• _Task to complete_: Reproduce every item below word for word, omitting the pictures.

(Spatial annotation items)

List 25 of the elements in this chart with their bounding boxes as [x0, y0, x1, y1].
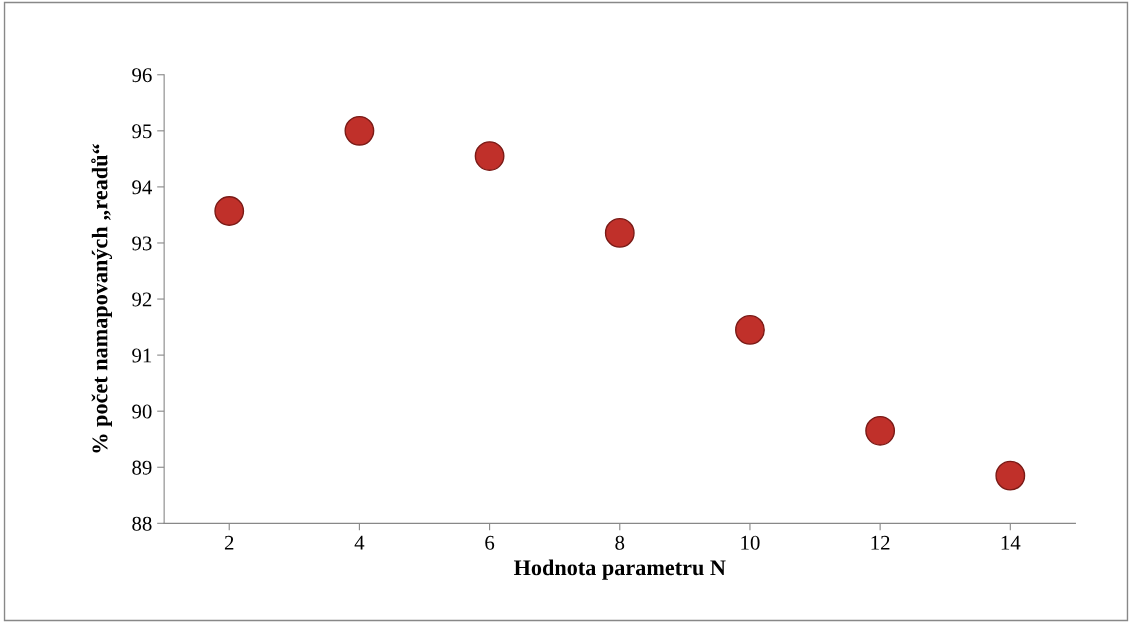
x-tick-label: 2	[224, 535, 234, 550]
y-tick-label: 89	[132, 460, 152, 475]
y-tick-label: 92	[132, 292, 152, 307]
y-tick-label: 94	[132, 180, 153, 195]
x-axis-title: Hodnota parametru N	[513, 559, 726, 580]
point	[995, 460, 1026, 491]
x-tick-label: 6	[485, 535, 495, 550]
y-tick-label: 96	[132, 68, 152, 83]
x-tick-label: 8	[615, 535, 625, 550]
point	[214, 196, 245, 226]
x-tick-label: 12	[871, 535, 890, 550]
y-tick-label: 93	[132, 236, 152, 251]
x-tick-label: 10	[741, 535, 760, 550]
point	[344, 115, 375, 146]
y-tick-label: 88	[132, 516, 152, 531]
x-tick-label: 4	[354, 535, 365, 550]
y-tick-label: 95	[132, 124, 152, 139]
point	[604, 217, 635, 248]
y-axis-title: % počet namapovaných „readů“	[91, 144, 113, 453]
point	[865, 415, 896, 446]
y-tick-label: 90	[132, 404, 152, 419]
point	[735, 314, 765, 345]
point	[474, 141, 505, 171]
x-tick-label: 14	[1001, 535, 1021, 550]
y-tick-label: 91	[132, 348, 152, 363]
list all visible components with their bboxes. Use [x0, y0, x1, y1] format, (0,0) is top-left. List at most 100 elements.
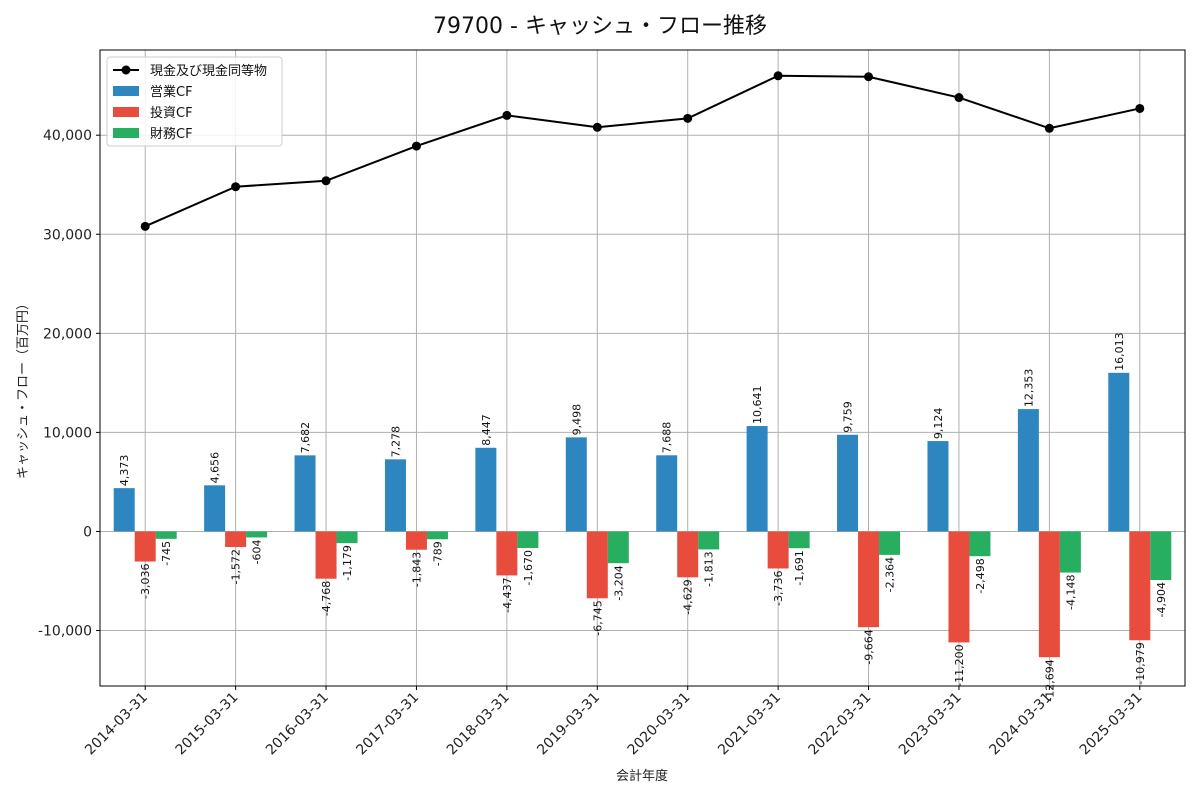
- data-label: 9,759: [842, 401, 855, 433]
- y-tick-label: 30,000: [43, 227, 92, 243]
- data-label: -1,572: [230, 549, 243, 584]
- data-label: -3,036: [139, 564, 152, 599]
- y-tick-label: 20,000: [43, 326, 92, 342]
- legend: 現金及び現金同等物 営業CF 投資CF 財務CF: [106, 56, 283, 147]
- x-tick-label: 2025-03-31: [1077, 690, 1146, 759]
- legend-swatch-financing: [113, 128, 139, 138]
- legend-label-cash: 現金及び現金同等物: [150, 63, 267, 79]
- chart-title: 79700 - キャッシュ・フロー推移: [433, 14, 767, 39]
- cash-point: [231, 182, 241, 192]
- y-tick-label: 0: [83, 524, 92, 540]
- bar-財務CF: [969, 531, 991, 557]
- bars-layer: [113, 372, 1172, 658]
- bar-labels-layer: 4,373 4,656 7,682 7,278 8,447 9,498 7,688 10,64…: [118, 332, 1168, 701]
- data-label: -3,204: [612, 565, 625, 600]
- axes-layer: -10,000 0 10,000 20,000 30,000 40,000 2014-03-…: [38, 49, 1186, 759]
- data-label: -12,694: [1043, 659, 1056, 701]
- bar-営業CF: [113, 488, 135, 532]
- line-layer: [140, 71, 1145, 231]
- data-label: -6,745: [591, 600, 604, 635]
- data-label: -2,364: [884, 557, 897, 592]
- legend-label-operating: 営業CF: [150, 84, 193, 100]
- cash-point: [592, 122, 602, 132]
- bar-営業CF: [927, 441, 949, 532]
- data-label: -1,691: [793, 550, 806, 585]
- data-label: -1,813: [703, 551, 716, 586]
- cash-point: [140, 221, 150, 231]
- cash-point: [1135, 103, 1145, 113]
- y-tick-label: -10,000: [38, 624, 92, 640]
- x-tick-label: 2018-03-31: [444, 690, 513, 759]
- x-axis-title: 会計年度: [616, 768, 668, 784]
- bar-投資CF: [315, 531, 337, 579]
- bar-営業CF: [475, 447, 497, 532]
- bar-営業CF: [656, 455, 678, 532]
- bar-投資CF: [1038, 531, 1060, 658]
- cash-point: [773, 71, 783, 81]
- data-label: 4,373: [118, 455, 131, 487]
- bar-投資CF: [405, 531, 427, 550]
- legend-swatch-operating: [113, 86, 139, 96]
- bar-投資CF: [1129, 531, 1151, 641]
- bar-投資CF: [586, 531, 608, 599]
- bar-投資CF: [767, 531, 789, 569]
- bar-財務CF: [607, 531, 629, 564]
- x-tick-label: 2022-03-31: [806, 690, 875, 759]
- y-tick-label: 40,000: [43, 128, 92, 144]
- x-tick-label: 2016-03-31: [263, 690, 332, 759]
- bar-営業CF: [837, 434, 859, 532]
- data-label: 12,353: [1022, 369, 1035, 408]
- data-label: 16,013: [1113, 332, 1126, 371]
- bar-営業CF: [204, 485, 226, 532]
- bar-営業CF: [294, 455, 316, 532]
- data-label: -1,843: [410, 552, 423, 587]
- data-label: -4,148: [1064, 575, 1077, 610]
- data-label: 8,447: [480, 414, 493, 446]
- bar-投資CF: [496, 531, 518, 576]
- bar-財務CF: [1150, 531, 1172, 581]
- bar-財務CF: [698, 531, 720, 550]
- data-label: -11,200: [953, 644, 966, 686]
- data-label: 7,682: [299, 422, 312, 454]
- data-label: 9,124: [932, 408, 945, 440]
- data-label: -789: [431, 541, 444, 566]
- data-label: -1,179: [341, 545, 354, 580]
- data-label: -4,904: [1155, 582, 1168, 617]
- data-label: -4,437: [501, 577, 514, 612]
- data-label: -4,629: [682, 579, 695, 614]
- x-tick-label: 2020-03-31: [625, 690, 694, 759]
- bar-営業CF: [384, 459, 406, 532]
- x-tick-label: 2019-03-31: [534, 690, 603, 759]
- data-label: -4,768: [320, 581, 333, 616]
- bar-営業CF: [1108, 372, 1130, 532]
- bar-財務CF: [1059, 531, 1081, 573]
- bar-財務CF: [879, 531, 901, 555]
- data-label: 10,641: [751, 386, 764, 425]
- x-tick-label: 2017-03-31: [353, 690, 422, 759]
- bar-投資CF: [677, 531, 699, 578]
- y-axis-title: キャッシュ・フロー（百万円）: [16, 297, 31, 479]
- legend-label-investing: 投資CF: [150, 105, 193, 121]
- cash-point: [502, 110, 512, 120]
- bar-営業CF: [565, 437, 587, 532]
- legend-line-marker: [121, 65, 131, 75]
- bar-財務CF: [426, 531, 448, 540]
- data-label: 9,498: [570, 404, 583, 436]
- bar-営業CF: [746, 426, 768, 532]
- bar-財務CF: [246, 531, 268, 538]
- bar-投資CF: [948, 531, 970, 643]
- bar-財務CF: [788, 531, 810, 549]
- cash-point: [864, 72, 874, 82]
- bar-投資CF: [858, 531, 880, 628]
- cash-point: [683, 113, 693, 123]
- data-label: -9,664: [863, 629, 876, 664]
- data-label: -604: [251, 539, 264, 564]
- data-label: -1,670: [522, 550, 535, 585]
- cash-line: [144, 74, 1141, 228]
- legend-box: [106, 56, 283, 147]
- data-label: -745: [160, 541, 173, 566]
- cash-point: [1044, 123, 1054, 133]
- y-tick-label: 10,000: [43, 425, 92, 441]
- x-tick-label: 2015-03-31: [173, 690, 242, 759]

• _Correct output_:
List 25 of the elements in this chart with their bounding boxes as [x0, y0, x1, y1].
x-tick-label: 2	[224, 535, 234, 550]
y-tick-label: 89	[132, 460, 152, 475]
y-tick-label: 92	[132, 292, 152, 307]
y-tick-label: 94	[132, 180, 153, 195]
x-axis-title: Hodnota parametru N	[513, 559, 726, 580]
point	[995, 460, 1026, 491]
x-tick-label: 6	[485, 535, 495, 550]
y-tick-label: 96	[132, 68, 152, 83]
x-tick-label: 8	[615, 535, 625, 550]
point	[214, 196, 245, 226]
x-tick-label: 12	[871, 535, 890, 550]
y-tick-label: 93	[132, 236, 152, 251]
x-tick-label: 10	[741, 535, 760, 550]
point	[344, 115, 375, 146]
y-tick-label: 88	[132, 516, 152, 531]
x-tick-label: 4	[354, 535, 365, 550]
y-tick-label: 95	[132, 124, 152, 139]
point	[604, 217, 635, 248]
y-axis-title: % počet namapovaných „readů“	[91, 144, 113, 453]
point	[865, 415, 896, 446]
y-tick-label: 90	[132, 404, 152, 419]
point	[735, 314, 765, 345]
point	[474, 141, 505, 171]
x-tick-label: 14	[1001, 535, 1021, 550]
y-tick-label: 91	[132, 348, 152, 363]
list all visible components with their bboxes. Use [x0, y0, x1, y1] format, (0,0) is top-left. List at most 100 elements.
- data-label: 9,759: [842, 401, 855, 433]
- y-tick-label: 30,000: [43, 227, 92, 243]
- data-label: -1,572: [230, 549, 243, 584]
- data-label: -3,036: [139, 564, 152, 599]
- y-tick-label: 20,000: [43, 326, 92, 342]
- legend: 現金及び現金同等物 営業CF 投資CF 財務CF: [106, 56, 283, 147]
- x-tick-label: 2025-03-31: [1077, 690, 1146, 759]
- legend-swatch-financing: [113, 128, 139, 138]
- legend-label-cash: 現金及び現金同等物: [150, 63, 267, 79]
- chart-title: 79700 - キャッシュ・フロー推移: [433, 14, 767, 39]
- cash-point: [231, 182, 241, 192]
- y-tick-label: 0: [83, 524, 92, 540]
- bar-財務CF: [969, 531, 991, 557]
- bars-layer: [113, 372, 1172, 658]
- bar-labels-layer: 4,373 4,656 7,682 7,278 8,447 9,498 7,688 10,64…: [118, 332, 1168, 701]
- data-label: -3,204: [612, 565, 625, 600]
- axes-layer: -10,000 0 10,000 20,000 30,000 40,000 2014-03-…: [38, 49, 1186, 759]
- data-label: -12,694: [1043, 659, 1056, 701]
- bar-営業CF: [113, 488, 135, 532]
- line-layer: [140, 71, 1145, 231]
- data-label: -6,745: [591, 600, 604, 635]
- data-label: -2,364: [884, 557, 897, 592]
- legend-label-operating: 営業CF: [150, 84, 193, 100]
- cash-point: [592, 122, 602, 132]
- bar-営業CF: [927, 441, 949, 532]
- data-label: -1,691: [793, 550, 806, 585]
- data-label: -1,813: [703, 551, 716, 586]
- cash-point: [140, 221, 150, 231]
- cash-point: [1135, 103, 1145, 113]
- y-tick-label: -10,000: [38, 624, 92, 640]
- x-tick-label: 2018-03-31: [444, 690, 513, 759]
- x-axis-title: 会計年度: [616, 768, 668, 784]
- bar-投資CF: [315, 531, 337, 579]
- bar-営業CF: [475, 447, 497, 532]
- bar-営業CF: [656, 455, 678, 532]
- bar-投資CF: [1038, 531, 1060, 658]
- cash-point: [773, 71, 783, 81]
- data-label: 4,373: [118, 455, 131, 487]
- bar-投資CF: [405, 531, 427, 550]
- legend-swatch-operating: [113, 86, 139, 96]
- bar-投資CF: [1129, 531, 1151, 641]
- bar-投資CF: [586, 531, 608, 599]
- bar-投資CF: [767, 531, 789, 569]
- bar-財務CF: [607, 531, 629, 564]
- x-tick-label: 2022-03-31: [806, 690, 875, 759]
- y-tick-label: 40,000: [43, 128, 92, 144]
- x-tick-label: 2016-03-31: [263, 690, 332, 759]
- bar-営業CF: [837, 434, 859, 532]
- data-label: 12,353: [1022, 369, 1035, 408]
- data-label: 16,013: [1113, 332, 1126, 371]
- bar-営業CF: [204, 485, 226, 532]
- bar-営業CF: [294, 455, 316, 532]
- data-label: -1,843: [410, 552, 423, 587]
- data-label: -4,148: [1064, 575, 1077, 610]
- data-label: 8,447: [480, 414, 493, 446]
- bar-投資CF: [496, 531, 518, 576]
- bar-財務CF: [1150, 531, 1172, 581]
- bar-財務CF: [698, 531, 720, 550]
- data-label: -11,200: [953, 644, 966, 686]
- data-label: 7,682: [299, 422, 312, 454]
- data-label: 9,124: [932, 408, 945, 440]
- data-label: -789: [431, 541, 444, 566]
- data-label: -1,179: [341, 545, 354, 580]
- data-label: -4,904: [1155, 582, 1168, 617]
- data-label: -4,437: [501, 577, 514, 612]
- data-label: -4,629: [682, 579, 695, 614]
- x-tick-label: 2020-03-31: [625, 690, 694, 759]
- bar-営業CF: [384, 459, 406, 532]
- x-tick-label: 2019-03-31: [534, 690, 603, 759]
- data-label: -4,768: [320, 581, 333, 616]
- bar-営業CF: [1108, 372, 1130, 532]
- bar-財務CF: [1059, 531, 1081, 573]
- bar-財務CF: [879, 531, 901, 555]
- data-label: 10,641: [751, 386, 764, 425]
- x-tick-label: 2017-03-31: [353, 690, 422, 759]
- bar-投資CF: [677, 531, 699, 578]
- y-axis-title: キャッシュ・フロー（百万円）: [16, 297, 31, 479]
- legend-label-investing: 投資CF: [150, 105, 193, 121]
- cash-point: [502, 110, 512, 120]
- bar-営業CF: [565, 437, 587, 532]
- legend-line-marker: [121, 65, 131, 75]
- bar-財務CF: [426, 531, 448, 540]
- data-label: 9,498: [570, 404, 583, 436]
- bar-営業CF: [746, 426, 768, 532]
- bar-財務CF: [246, 531, 268, 538]
- bar-投資CF: [948, 531, 970, 643]
- bar-財務CF: [788, 531, 810, 549]
- cash-point: [864, 72, 874, 82]
- bar-投資CF: [858, 531, 880, 628]
- cash-point: [683, 113, 693, 123]
- data-label: -9,664: [863, 629, 876, 664]
- data-label: -604: [251, 539, 264, 564]
- data-label: -1,670: [522, 550, 535, 585]
- cash-line: [144, 74, 1141, 228]
- legend-box: [106, 56, 283, 147]
- data-label: -745: [160, 541, 173, 566]
- cash-point: [1044, 123, 1054, 133]
- y-tick-label: 10,000: [43, 425, 92, 441]
- x-tick-label: 2015-03-31: [173, 690, 242, 759]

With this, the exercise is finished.